[Item position entries]
:::

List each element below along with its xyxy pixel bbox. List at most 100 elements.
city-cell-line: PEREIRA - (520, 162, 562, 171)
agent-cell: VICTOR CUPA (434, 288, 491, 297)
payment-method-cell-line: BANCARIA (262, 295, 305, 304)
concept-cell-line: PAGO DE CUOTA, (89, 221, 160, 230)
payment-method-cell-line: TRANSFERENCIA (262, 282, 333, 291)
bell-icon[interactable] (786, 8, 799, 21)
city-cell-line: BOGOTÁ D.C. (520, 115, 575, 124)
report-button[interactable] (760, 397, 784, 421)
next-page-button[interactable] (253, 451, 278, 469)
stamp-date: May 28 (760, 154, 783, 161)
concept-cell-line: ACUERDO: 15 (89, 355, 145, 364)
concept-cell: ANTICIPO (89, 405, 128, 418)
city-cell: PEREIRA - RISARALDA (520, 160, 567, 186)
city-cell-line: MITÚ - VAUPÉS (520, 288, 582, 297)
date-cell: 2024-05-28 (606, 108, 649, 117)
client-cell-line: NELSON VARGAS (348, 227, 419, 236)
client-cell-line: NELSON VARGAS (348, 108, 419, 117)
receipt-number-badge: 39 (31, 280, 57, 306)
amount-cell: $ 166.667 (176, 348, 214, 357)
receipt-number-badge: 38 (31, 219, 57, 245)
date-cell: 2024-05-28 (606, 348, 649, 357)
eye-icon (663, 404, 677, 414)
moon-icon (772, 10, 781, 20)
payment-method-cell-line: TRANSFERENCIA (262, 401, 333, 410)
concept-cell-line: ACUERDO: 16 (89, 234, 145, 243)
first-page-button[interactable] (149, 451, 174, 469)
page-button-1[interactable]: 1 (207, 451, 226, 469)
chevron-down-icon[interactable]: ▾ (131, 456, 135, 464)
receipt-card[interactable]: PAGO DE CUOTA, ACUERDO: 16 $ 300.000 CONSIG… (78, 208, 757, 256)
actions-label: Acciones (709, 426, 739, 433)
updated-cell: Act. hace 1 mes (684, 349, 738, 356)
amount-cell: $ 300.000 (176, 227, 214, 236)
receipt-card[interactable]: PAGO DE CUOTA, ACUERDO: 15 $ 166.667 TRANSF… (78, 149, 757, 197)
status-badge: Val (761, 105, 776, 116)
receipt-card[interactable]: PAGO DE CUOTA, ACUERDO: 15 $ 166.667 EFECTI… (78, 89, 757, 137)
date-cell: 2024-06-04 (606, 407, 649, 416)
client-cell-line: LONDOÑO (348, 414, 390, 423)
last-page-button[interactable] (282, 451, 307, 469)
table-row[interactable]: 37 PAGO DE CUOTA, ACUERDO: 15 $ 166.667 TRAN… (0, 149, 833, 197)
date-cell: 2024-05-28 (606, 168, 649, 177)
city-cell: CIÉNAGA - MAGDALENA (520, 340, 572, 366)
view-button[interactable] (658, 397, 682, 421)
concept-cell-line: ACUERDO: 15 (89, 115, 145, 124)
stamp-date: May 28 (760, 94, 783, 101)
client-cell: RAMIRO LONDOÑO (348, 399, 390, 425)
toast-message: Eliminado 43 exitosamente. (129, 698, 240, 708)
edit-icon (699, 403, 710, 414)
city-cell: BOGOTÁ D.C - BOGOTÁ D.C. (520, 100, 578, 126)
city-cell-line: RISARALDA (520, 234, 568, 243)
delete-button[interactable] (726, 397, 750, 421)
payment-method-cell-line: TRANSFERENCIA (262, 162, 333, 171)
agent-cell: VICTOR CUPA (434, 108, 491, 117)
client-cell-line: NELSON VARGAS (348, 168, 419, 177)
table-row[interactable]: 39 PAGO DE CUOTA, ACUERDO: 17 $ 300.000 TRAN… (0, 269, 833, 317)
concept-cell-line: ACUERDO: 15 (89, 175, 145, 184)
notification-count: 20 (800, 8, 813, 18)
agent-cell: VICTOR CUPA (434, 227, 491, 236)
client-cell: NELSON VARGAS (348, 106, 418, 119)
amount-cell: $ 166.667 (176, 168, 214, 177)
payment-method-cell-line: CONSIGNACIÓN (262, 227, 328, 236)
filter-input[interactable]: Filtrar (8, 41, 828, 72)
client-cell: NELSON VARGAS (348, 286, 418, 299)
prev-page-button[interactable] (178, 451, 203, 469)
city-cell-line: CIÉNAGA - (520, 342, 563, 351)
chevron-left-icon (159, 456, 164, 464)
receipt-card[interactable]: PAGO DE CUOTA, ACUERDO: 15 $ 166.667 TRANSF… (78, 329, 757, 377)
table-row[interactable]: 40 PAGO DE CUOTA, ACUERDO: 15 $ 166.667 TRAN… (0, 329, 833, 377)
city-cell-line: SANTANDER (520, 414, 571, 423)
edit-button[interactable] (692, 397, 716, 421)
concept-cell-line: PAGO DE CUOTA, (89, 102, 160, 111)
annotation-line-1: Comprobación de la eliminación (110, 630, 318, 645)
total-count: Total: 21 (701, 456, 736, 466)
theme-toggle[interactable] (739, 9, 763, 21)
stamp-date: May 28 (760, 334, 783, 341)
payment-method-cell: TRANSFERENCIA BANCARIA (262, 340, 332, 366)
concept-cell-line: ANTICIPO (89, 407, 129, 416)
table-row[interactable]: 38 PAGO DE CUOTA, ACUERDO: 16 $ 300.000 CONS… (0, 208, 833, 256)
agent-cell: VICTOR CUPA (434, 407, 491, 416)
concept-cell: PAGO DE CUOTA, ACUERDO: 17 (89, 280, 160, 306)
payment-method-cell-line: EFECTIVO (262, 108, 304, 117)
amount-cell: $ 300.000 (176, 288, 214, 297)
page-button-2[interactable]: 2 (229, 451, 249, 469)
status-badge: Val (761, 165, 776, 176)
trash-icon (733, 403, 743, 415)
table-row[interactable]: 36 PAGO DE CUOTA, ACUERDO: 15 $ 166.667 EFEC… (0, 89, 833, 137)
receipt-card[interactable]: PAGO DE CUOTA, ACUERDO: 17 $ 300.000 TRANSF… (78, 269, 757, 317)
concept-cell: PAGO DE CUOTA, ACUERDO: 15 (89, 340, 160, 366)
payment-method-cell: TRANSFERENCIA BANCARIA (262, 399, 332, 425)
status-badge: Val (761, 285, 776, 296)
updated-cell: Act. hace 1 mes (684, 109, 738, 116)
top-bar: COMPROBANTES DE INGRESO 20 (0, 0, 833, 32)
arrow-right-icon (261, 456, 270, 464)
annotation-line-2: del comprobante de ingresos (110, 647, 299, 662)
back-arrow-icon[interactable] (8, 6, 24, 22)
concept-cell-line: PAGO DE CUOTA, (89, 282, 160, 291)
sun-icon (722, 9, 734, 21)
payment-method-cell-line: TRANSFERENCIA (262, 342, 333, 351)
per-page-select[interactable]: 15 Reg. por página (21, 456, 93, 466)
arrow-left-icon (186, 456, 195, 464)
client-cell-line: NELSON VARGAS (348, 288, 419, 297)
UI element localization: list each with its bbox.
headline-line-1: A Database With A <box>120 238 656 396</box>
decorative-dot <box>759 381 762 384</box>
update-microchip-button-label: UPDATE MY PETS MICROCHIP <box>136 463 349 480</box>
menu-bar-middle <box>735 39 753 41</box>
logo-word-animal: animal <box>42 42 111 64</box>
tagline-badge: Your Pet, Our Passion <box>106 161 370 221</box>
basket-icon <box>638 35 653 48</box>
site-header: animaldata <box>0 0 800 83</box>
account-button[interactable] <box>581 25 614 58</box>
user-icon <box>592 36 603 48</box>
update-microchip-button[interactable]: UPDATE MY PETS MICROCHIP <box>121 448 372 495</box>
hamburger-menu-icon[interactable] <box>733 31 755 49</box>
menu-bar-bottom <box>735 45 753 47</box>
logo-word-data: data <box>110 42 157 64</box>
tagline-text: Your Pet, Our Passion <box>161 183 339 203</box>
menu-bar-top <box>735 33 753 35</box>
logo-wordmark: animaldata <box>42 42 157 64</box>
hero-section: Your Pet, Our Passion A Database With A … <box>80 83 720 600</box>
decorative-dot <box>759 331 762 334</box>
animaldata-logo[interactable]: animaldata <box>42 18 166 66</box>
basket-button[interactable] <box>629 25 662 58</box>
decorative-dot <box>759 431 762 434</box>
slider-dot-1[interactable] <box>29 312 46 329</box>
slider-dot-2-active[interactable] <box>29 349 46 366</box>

:::

WHAT YOU SHOULD DO ▸ Copy the lines starting at the first line of the item position entries and ending at the line that contains "next-page-button[interactable] (253, 451, 278, 469)".

TASK OUTPUT ▸
List each element below along with its xyxy pixel bbox. List at most 100 elements.
city-cell-line: PEREIRA - (520, 162, 562, 171)
agent-cell: VICTOR CUPA (434, 288, 491, 297)
payment-method-cell-line: BANCARIA (262, 295, 305, 304)
concept-cell-line: PAGO DE CUOTA, (89, 221, 160, 230)
payment-method-cell-line: TRANSFERENCIA (262, 282, 333, 291)
bell-icon[interactable] (786, 8, 799, 21)
city-cell-line: BOGOTÁ D.C. (520, 115, 575, 124)
report-button[interactable] (760, 397, 784, 421)
next-page-button[interactable] (253, 451, 278, 469)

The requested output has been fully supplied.